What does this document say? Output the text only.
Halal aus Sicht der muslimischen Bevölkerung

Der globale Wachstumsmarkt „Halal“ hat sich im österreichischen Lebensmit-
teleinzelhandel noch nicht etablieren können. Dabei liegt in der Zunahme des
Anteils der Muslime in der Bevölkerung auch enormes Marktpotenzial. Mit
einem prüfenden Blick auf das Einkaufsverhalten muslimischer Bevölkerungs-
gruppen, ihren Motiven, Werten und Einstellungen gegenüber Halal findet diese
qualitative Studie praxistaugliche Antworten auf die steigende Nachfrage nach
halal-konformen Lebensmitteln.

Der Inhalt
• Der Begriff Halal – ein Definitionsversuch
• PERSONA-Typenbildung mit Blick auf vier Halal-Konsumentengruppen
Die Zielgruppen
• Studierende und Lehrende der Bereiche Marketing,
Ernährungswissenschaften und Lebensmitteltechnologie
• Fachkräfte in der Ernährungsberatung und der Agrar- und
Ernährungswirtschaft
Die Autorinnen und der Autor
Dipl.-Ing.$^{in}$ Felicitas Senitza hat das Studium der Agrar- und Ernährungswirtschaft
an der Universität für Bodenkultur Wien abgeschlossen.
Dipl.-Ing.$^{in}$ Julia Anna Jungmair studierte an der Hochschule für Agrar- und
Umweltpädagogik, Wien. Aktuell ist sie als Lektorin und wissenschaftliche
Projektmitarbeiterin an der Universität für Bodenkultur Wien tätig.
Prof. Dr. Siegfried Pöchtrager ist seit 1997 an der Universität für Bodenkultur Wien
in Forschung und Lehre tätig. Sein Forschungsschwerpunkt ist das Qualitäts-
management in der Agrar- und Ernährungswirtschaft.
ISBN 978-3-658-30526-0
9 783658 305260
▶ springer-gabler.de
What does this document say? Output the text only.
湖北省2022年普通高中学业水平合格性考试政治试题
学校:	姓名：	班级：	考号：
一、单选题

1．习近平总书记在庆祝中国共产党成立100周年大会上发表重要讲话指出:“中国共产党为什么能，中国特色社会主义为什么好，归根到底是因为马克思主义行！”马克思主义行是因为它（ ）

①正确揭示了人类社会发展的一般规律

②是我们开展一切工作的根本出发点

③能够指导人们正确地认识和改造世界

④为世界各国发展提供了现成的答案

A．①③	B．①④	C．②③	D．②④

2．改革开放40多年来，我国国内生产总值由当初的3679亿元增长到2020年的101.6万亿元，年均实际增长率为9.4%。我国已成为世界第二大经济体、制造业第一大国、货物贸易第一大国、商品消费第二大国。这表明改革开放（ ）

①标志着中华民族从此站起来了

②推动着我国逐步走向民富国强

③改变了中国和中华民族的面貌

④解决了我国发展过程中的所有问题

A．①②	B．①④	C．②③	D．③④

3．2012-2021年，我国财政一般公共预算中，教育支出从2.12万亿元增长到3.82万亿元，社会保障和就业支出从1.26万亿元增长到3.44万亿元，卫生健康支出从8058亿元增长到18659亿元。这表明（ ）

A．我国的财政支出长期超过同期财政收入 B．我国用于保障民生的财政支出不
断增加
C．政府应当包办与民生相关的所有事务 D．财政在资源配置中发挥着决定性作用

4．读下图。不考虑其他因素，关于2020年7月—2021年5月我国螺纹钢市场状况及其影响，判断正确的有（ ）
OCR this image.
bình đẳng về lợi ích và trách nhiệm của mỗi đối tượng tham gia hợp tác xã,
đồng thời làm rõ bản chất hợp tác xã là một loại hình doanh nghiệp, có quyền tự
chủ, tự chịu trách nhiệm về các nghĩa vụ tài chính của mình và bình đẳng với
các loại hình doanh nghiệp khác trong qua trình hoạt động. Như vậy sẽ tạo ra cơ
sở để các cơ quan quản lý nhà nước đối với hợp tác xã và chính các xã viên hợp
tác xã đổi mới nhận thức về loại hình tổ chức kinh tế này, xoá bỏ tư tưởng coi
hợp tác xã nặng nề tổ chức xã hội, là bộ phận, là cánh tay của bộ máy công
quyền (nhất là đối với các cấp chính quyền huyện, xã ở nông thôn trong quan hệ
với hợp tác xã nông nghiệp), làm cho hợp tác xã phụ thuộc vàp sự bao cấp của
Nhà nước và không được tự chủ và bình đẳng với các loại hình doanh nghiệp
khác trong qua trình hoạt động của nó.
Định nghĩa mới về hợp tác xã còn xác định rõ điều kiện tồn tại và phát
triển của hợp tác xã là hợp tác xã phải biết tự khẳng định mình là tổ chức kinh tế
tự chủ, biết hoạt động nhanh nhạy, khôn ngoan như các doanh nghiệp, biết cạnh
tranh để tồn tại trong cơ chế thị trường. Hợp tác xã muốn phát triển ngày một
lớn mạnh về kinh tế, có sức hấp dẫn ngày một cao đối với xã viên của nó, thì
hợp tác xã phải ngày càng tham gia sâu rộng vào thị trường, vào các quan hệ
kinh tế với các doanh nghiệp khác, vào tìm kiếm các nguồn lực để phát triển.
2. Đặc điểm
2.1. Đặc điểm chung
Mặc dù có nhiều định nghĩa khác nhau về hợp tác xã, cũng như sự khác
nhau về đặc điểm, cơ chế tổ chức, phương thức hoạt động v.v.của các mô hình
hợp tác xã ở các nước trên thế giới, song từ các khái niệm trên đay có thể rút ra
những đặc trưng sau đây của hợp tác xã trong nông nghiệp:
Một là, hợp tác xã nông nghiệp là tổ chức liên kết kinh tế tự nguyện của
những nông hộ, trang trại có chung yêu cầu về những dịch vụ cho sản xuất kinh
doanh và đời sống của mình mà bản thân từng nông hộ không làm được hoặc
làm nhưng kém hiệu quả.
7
——
**Problem to solve:** Copy out each line of the material that holds the word "ngày".

**Exercise result:**
tranh để tồn tại trong cơ chế thị trường. Hợp tác xã muốn phát triển ngày một
lớn mạnh về kinh tế, có sức hấp dẫn ngày một cao đối với xã viên của nó, thì
hợp tác xã phải ngày càng tham gia sâu rộng vào thị trường, vào các quan hệ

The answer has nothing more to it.